▶ _AIM OF THE EXERCISE_
Exactly as written, print each record in the listing.

▶ _EXCERPTED DATA_
[START]
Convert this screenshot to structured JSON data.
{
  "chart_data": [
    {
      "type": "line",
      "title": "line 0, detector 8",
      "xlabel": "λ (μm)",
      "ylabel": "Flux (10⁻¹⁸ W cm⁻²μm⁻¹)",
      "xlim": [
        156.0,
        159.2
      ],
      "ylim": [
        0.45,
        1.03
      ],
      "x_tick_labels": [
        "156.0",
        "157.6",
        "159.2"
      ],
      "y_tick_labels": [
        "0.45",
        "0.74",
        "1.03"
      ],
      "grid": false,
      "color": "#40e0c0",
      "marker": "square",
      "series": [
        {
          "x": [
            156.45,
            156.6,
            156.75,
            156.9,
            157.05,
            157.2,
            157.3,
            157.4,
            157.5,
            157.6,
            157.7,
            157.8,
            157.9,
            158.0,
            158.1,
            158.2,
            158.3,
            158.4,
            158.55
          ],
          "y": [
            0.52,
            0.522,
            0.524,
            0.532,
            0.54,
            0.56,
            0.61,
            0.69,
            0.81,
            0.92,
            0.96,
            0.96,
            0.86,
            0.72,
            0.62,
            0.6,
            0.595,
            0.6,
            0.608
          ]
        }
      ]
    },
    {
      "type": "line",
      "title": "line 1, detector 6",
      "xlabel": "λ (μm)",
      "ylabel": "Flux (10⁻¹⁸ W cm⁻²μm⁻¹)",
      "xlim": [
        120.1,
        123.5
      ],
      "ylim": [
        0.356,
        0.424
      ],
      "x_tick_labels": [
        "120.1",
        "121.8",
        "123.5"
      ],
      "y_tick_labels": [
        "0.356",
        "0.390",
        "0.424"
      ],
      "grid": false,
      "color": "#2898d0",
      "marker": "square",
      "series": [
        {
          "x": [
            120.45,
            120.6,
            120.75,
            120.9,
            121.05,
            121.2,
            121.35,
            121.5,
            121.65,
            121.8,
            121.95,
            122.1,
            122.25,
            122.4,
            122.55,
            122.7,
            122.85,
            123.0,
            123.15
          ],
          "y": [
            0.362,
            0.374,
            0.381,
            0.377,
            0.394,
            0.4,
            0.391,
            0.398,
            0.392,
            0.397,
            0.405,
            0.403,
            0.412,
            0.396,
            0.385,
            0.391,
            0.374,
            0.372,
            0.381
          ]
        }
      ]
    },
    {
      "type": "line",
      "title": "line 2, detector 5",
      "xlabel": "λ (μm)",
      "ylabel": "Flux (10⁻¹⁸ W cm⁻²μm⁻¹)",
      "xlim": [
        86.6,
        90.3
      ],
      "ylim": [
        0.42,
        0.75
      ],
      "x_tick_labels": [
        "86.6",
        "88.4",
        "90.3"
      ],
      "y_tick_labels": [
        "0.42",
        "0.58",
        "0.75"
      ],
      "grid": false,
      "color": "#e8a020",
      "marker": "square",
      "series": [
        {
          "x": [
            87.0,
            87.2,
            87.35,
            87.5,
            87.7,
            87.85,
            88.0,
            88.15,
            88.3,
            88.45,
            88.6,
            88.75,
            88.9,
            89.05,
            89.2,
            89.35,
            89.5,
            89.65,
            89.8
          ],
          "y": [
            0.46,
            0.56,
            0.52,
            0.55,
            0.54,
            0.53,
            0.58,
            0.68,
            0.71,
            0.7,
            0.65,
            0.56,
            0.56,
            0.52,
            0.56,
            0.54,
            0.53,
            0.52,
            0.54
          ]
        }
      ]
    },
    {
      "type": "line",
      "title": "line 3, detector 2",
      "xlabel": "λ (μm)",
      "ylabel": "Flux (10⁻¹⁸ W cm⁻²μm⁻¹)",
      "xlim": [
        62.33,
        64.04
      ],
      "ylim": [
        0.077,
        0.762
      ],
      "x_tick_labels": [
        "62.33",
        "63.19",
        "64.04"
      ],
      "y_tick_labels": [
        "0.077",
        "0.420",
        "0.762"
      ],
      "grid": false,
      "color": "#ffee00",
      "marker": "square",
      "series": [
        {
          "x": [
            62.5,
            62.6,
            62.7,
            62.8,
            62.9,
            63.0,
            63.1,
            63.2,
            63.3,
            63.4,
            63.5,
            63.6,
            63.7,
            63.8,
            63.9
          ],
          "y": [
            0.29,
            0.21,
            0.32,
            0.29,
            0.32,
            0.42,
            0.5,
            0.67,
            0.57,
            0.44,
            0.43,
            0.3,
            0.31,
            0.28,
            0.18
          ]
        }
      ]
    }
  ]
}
[END]
▶ _REPLY_
Convert this screenshot to structured JSON data.
{
  "chart_data": [
    {
      "type": "line",
      "title": "line 0, detector 8",
      "xlabel": "λ (μm)",
      "ylabel": "Flux (10⁻¹⁸ W cm⁻²μm⁻¹)",
      "xlim": [
        156.0,
        159.2
      ],
      "ylim": [
        0.45,
        1.03
      ],
      "x_tick_labels": [
        "156.0",
        "157.6",
        "159.2"
      ],
      "y_tick_labels": [
        "0.45",
        "0.74",
        "1.03"
      ],
      "grid": false,
      "color": "#40e0c0",
      "marker": "square",
      "series": [
        {
          "x": [
            156.45,
            156.6,
            156.75,
            156.9,
            157.05,
            157.2,
            157.3,
            157.4,
            157.5,
            157.6,
            157.7,
            157.8,
            157.9,
            158.0,
            158.1,
            158.2,
            158.3,
            158.4,
            158.55
          ],
          "y": [
            0.52,
            0.522,
            0.524,
            0.532,
            0.54,
            0.56,
            0.61,
            0.69,
            0.81,
            0.92,
            0.96,
            0.96,
            0.86,
            0.72,
            0.62,
            0.6,
            0.595,
            0.6,
            0.608
          ]
        }
      ]
    },
    {
      "type": "line",
      "title": "line 1, detector 6",
      "xlabel": "λ (μm)",
      "ylabel": "Flux (10⁻¹⁸ W cm⁻²μm⁻¹)",
      "xlim": [
        120.1,
        123.5
      ],
      "ylim": [
        0.356,
        0.424
      ],
      "x_tick_labels": [
        "120.1",
        "121.8",
        "123.5"
      ],
      "y_tick_labels": [
        "0.356",
        "0.390",
        "0.424"
      ],
      "grid": false,
      "color": "#2898d0",
      "marker": "square",
      "series": [
        {
          "x": [
            120.45,
            120.6,
            120.75,
            120.9,
            121.05,
            121.2,
            121.35,
            121.5,
            121.65,
            121.8,
            121.95,
            122.1,
            122.25,
            122.4,
            122.55,
            122.7,
            122.85,
            123.0,
            123.15
          ],
          "y": [
            0.362,
            0.374,
            0.381,
            0.377,
            0.394,
            0.4,
            0.391,
            0.398,
            0.392,
            0.397,
            0.405,
            0.403,
            0.412,
            0.396,
            0.385,
            0.391,
            0.374,
            0.372,
            0.381
          ]
        }
      ]
    },
    {
      "type": "line",
      "title": "line 2, detector 5",
      "xlabel": "λ (μm)",
      "ylabel": "Flux (10⁻¹⁸ W cm⁻²μm⁻¹)",
      "xlim": [
        86.6,
        90.3
      ],
      "ylim": [
        0.42,
        0.75
      ],
      "x_tick_labels": [
        "86.6",
        "88.4",
        "90.3"
      ],
      "y_tick_labels": [
        "0.42",
        "0.58",
        "0.75"
      ],
      "grid": false,
      "color": "#e8a020",
      "marker": "square",
      "series": [
        {
          "x": [
            87.0,
            87.2,
            87.35,
            87.5,
            87.7,
            87.85,
            88.0,
            88.15,
            88.3,
            88.45,
            88.6,
            88.75,
            88.9,
            89.05,
            89.2,
            89.35,
            89.5,
            89.65,
            89.8
          ],
          "y": [
            0.46,
            0.56,
            0.52,
            0.55,
            0.54,
            0.53,
            0.58,
            0.68,
            0.71,
            0.7,
            0.65,
            0.56,
            0.56,
            0.52,
            0.56,
            0.54,
            0.53,
            0.52,
            0.54
          ]
        }
      ]
    },
    {
      "type": "line",
      "title": "line 3, detector 2",
      "xlabel": "λ (μm)",
      "ylabel": "Flux (10⁻¹⁸ W cm⁻²μm⁻¹)",
      "xlim": [
        62.33,
        64.04
      ],
      "ylim": [
        0.077,
        0.762
      ],
      "x_tick_labels": [
        "62.33",
        "63.19",
        "64.04"
      ],
      "y_tick_labels": [
        "0.077",
        "0.420",
        "0.762"
      ],
      "grid": false,
      "color": "#ffee00",
      "marker": "square",
      "series": [
        {
          "x": [
            62.5,
            62.6,
            62.7,
            62.8,
            62.9,
            63.0,
            63.1,
            63.2,
            63.3,
            63.4,
            63.5,
            63.6,
            63.7,
            63.8,
            63.9
          ],
          "y": [
            0.29,
            0.21,
            0.32,
            0.29,
            0.32,
            0.42,
            0.5,
            0.67,
            0.57,
            0.44,
            0.43,
            0.3,
            0.31,
            0.28,
            0.18
          ]
        }
      ]
    }
  ]
}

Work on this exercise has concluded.